## start

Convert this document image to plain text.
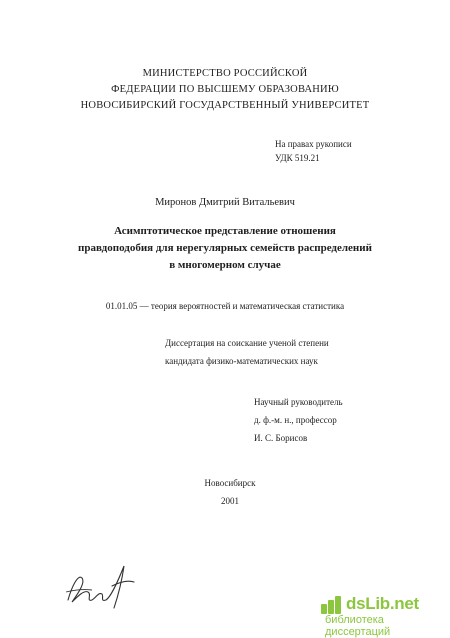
МИНИСТЕРСТВО РОССИЙСКОЙ
ФЕДЕРАЦИИ ПО ВЫСШЕМУ ОБРАЗОВАНИЮ
НОВОСИБИРСКИЙ ГОСУДАРСТВЕННЫЙ УНИВЕРСИТЕТ
На правах рукописи
УДК 519.21
Миронов Дмитрий Витальевич
Асимптотическое представление отношения
правдоподобия для нерегулярных семейств распределений
в многомерном случае
01.01.05 — теория вероятностей и математическая статистика
Диссертация на соискание ученой степени
кандидата физико-математических наук
Научный руководитель
д. ф.-м. н., профессор
И. С. Борисов
Новосибирск
2001
dsLib.net
библиотека диссертаций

## end

TO DO — Copy the records above exactly, leaving out every picture.

WRITTEN SOLUTION —
Convert this document image to plain text.
МИНИСТЕРСТВО РОССИЙСКОЙ
ФЕДЕРАЦИИ ПО ВЫСШЕМУ ОБРАЗОВАНИЮ
НОВОСИБИРСКИЙ ГОСУДАРСТВЕННЫЙ УНИВЕРСИТЕТ
На правах рукописи
УДК 519.21
Миронов Дмитрий Витальевич
Асимптотическое представление отношения
правдоподобия для нерегулярных семейств распределений
в многомерном случае
01.01.05 — теория вероятностей и математическая статистика
Диссертация на соискание ученой степени
кандидата физико-математических наук
Научный руководитель
д. ф.-м. н., профессор
И. С. Борисов
Новосибирск
2001
dsLib.net
библиотека диссертаций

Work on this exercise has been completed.